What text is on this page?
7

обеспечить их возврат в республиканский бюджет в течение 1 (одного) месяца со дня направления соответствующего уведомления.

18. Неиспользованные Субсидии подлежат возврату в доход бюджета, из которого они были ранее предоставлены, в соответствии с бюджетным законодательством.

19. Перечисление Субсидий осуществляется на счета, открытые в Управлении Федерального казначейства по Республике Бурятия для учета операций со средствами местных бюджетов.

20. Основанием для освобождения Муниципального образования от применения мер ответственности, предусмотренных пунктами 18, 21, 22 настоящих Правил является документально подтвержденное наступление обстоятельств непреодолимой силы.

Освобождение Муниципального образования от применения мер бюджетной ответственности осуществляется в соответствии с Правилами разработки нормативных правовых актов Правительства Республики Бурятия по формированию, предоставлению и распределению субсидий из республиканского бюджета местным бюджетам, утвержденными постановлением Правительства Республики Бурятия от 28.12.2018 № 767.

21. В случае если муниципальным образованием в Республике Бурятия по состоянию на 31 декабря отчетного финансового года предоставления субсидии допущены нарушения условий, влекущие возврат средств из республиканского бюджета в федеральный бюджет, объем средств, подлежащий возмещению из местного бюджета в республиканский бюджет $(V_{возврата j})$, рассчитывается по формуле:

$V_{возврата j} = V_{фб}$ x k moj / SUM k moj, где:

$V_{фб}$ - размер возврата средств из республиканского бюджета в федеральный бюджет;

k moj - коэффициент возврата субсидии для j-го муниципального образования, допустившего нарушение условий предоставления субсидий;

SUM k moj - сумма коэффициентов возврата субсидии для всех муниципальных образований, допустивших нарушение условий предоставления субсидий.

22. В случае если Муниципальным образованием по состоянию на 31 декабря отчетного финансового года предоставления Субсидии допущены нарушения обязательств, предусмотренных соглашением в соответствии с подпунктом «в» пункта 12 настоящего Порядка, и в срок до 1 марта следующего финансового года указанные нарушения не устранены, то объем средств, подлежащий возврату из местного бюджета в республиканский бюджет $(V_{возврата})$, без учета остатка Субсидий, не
----
PROMPT - Copy out every line from the records that has the word "нарушение".

SOLUTION -
k moj - коэффициент возврата субсидии для j-го муниципального образования, допустившего нарушение условий предоставления субсидий;
SUM k moj - сумма коэффициентов возврата субсидии для всех муниципальных образований, допустивших нарушение условий предоставления субсидий.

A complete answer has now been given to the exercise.